--- Begin TASK MATERIAL ---

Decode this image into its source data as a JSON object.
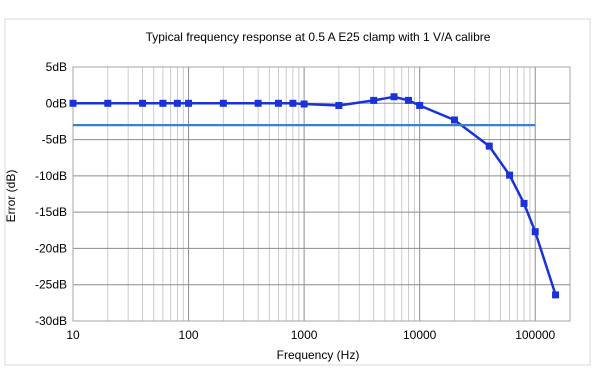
{
  "chart_data": {
    "type": "line",
    "title": "Typical frequency response at 0.5 A E25 clamp with 1 V/A calibre",
    "xlabel": "Frequency (Hz)",
    "ylabel": "Error (dB)",
    "x_scale": "log",
    "xlim": [
      10,
      200000
    ],
    "ylim": [
      -30,
      5
    ],
    "x_ticks": [
      10,
      100,
      1000,
      10000,
      100000
    ],
    "x_tick_labels": [
      "10",
      "100",
      "1000",
      "10000",
      "100000"
    ],
    "y_ticks": [
      5,
      0,
      -5,
      -10,
      -15,
      -20,
      -25,
      -30
    ],
    "y_tick_labels": [
      "5dB",
      "0dB",
      "-5dB",
      "-10dB",
      "-15dB",
      "-20dB",
      "-25dB",
      "-30dB"
    ],
    "grid": true,
    "series": [
      {
        "color": "#1a33d9",
        "marker": "square",
        "x": [
          10,
          20,
          40,
          60,
          80,
          100,
          200,
          400,
          600,
          800,
          1000,
          2000,
          4000,
          6000,
          8000,
          10000,
          20000,
          40000,
          60000,
          80000,
          100000,
          150000
        ],
        "y": [
          0,
          0,
          0,
          0,
          0,
          0,
          0,
          0,
          0,
          0,
          -0.1,
          -0.3,
          0.4,
          0.9,
          0.4,
          -0.3,
          -2.3,
          -5.9,
          -9.9,
          -13.8,
          -17.7,
          -26.4
        ]
      },
      {
        "color": "#3a7fd0",
        "marker": "none",
        "x": [
          10,
          100000
        ],
        "y": [
          -3,
          -3
        ]
      }
    ]
  }
}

--- End TASK MATERIAL ---

▶ [REQUIREMENTS]:
Write out the whole listing exactly, and drop the pictures.

▶ [TASK RESULT]:
Decode this image into its source data as a JSON object.
{
  "chart_data": {
    "type": "line",
    "title": "Typical frequency response at 0.5 A E25 clamp with 1 V/A calibre",
    "xlabel": "Frequency (Hz)",
    "ylabel": "Error (dB)",
    "x_scale": "log",
    "xlim": [
      10,
      200000
    ],
    "ylim": [
      -30,
      5
    ],
    "x_ticks": [
      10,
      100,
      1000,
      10000,
      100000
    ],
    "x_tick_labels": [
      "10",
      "100",
      "1000",
      "10000",
      "100000"
    ],
    "y_ticks": [
      5,
      0,
      -5,
      -10,
      -15,
      -20,
      -25,
      -30
    ],
    "y_tick_labels": [
      "5dB",
      "0dB",
      "-5dB",
      "-10dB",
      "-15dB",
      "-20dB",
      "-25dB",
      "-30dB"
    ],
    "grid": true,
    "series": [
      {
        "color": "#1a33d9",
        "marker": "square",
        "x": [
          10,
          20,
          40,
          60,
          80,
          100,
          200,
          400,
          600,
          800,
          1000,
          2000,
          4000,
          6000,
          8000,
          10000,
          20000,
          40000,
          60000,
          80000,
          100000,
          150000
        ],
        "y": [
          0,
          0,
          0,
          0,
          0,
          0,
          0,
          0,
          0,
          0,
          -0.1,
          -0.3,
          0.4,
          0.9,
          0.4,
          -0.3,
          -2.3,
          -5.9,
          -9.9,
          -13.8,
          -17.7,
          -26.4
        ]
      },
      {
        "color": "#3a7fd0",
        "marker": "none",
        "x": [
          10,
          100000
        ],
        "y": [
          -3,
          -3
        ]
      }
    ]
  }
}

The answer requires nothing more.